**INSTRUCTIONS FOR THE TASK**. Copy each line that contains the word "trace".

**MATERIAL FOR THE TASK**.
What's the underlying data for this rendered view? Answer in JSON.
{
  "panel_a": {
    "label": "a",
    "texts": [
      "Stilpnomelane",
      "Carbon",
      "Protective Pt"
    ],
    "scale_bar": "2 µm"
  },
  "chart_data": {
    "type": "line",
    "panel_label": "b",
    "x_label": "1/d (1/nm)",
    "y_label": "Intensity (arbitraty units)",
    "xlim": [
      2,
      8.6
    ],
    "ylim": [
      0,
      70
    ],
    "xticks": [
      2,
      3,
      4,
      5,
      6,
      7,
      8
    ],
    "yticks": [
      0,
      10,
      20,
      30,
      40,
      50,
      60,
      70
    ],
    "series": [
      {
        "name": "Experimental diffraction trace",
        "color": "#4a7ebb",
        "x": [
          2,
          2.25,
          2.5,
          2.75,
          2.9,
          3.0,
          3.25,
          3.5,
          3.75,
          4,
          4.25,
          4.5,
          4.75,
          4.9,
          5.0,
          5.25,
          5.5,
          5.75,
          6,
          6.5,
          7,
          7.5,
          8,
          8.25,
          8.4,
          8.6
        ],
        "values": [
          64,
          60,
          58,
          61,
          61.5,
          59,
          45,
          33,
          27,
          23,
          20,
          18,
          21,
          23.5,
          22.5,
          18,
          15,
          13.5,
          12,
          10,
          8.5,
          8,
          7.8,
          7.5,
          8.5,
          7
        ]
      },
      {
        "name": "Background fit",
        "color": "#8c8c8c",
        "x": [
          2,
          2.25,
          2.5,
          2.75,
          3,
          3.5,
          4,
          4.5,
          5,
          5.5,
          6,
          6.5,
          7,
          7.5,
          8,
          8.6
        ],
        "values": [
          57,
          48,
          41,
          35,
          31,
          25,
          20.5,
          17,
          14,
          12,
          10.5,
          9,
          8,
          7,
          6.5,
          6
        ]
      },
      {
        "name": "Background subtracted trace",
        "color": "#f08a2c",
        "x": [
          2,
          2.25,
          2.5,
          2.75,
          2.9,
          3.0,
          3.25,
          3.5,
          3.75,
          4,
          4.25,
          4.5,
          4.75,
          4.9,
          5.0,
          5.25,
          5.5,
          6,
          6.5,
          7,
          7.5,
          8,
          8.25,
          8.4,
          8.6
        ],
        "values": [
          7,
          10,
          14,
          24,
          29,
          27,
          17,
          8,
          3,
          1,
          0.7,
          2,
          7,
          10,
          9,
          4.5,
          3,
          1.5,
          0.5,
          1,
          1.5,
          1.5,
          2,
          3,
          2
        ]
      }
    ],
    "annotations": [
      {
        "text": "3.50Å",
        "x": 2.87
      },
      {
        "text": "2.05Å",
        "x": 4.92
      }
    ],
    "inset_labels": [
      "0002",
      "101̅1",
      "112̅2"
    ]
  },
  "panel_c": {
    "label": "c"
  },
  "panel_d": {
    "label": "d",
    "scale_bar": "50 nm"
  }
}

**ANSWER**.
        "name": "Experimental diffraction trace",
        "name": "Background subtracted trace",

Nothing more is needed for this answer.